Stored rows:
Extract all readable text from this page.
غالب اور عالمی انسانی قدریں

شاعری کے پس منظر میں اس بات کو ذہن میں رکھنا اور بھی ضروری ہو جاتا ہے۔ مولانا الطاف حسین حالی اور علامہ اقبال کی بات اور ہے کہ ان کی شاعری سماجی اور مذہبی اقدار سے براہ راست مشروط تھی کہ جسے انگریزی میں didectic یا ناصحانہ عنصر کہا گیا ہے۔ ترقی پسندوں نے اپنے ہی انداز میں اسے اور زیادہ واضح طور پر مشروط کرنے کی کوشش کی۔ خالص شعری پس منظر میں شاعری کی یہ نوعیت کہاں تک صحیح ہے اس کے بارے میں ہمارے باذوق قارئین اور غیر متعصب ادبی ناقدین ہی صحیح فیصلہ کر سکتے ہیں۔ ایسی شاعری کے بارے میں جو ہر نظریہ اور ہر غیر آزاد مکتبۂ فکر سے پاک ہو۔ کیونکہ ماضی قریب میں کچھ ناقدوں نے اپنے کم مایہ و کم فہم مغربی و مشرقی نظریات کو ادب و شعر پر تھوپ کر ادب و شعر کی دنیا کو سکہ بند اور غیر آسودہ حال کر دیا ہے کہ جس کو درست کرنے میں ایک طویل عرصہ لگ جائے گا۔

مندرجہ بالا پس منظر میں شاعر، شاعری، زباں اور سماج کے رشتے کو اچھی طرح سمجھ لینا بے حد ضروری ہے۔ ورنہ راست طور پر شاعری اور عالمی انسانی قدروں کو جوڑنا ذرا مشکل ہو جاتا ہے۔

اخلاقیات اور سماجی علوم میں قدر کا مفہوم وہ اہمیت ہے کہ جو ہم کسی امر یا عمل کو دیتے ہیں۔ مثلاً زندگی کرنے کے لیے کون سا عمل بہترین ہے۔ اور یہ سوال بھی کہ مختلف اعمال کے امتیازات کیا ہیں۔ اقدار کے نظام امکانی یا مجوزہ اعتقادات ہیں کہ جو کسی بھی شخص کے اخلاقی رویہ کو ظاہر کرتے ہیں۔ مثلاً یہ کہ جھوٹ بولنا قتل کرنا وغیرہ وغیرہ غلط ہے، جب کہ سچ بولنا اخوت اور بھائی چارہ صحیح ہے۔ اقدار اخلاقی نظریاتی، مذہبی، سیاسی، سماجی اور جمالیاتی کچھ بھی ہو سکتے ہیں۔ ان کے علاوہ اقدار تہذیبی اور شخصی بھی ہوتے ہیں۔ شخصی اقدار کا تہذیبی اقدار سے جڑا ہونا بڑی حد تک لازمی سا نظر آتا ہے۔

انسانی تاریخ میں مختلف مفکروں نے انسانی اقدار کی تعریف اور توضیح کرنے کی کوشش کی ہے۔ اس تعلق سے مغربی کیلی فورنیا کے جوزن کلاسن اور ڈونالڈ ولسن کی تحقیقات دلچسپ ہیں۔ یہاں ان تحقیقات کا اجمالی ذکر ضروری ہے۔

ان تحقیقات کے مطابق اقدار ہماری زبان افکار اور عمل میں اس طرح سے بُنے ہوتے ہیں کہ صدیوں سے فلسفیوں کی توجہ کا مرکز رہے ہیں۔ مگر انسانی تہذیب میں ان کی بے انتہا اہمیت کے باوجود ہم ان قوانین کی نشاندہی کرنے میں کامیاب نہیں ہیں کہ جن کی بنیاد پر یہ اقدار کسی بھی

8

Stated exercise: Above are some records. Print them all exactly.

Output of the exercise:
Extract all readable text from this page.
غالب اور عالمی انسانی قدریں

شاعری کے پس منظر میں اس بات کو ذہن میں رکھنا اور بھی ضروری ہو جاتا ہے۔ مولانا الطاف حسین حالی اور علامہ اقبال کی بات اور ہے کہ ان کی شاعری سماجی اور مذہبی اقدار سے براہ راست مشروط تھی کہ جسے انگریزی میں didectic یا ناصحانہ عنصر کہا گیا ہے۔ ترقی پسندوں نے اپنے ہی انداز میں اسے اور زیادہ واضح طور پر مشروط کرنے کی کوشش کی۔ خالص شعری پس منظر میں شاعری کی یہ نوعیت کہاں تک صحیح ہے اس کے بارے میں ہمارے باذوق قارئین اور غیر متعصب ادبی ناقدین ہی صحیح فیصلہ کر سکتے ہیں۔ ایسی شاعری کے بارے میں جو ہر نظریہ اور ہر غیر آزاد مکتبۂ فکر سے پاک ہو۔ کیونکہ ماضی قریب میں کچھ ناقدوں نے اپنے کم مایہ و کم فہم مغربی و مشرقی نظریات کو ادب و شعر پر تھوپ کر ادب و شعر کی دنیا کو سکہ بند اور غیر آسودہ حال کر دیا ہے کہ جس کو درست کرنے میں ایک طویل عرصہ لگ جائے گا۔

مندرجہ بالا پس منظر میں شاعر، شاعری، زباں اور سماج کے رشتے کو اچھی طرح سمجھ لینا بے حد ضروری ہے۔ ورنہ راست طور پر شاعری اور عالمی انسانی قدروں کو جوڑنا ذرا مشکل ہو جاتا ہے۔

اخلاقیات اور سماجی علوم میں قدر کا مفہوم وہ اہمیت ہے کہ جو ہم کسی امر یا عمل کو دیتے ہیں۔ مثلاً زندگی کرنے کے لیے کون سا عمل بہترین ہے۔ اور یہ سوال بھی کہ مختلف اعمال کے امتیازات کیا ہیں۔ اقدار کے نظام امکانی یا مجوزہ اعتقادات ہیں کہ جو کسی بھی شخص کے اخلاقی رویہ کو ظاہر کرتے ہیں۔ مثلاً یہ کہ جھوٹ بولنا قتل کرنا وغیرہ وغیرہ غلط ہے، جب کہ سچ بولنا اخوت اور بھائی چارہ صحیح ہے۔ اقدار اخلاقی نظریاتی، مذہبی، سیاسی، سماجی اور جمالیاتی کچھ بھی ہو سکتے ہیں۔ ان کے علاوہ اقدار تہذیبی اور شخصی بھی ہوتے ہیں۔ شخصی اقدار کا تہذیبی اقدار سے جڑا ہونا بڑی حد تک لازمی سا نظر آتا ہے۔

انسانی تاریخ میں مختلف مفکروں نے انسانی اقدار کی تعریف اور توضیح کرنے کی کوشش کی ہے۔ اس تعلق سے مغربی کیلی فورنیا کے جوزن کلاسن اور ڈونالڈ ولسن کی تحقیقات دلچسپ ہیں۔ یہاں ان تحقیقات کا اجمالی ذکر ضروری ہے۔

ان تحقیقات کے مطابق اقدار ہماری زبان افکار اور عمل میں اس طرح سے بُنے ہوتے ہیں کہ صدیوں سے فلسفیوں کی توجہ کا مرکز رہے ہیں۔ مگر انسانی تہذیب میں ان کی بے انتہا اہمیت کے باوجود ہم ان قوانین کی نشاندہی کرنے میں کامیاب نہیں ہیں کہ جن کی بنیاد پر یہ اقدار کسی بھی

8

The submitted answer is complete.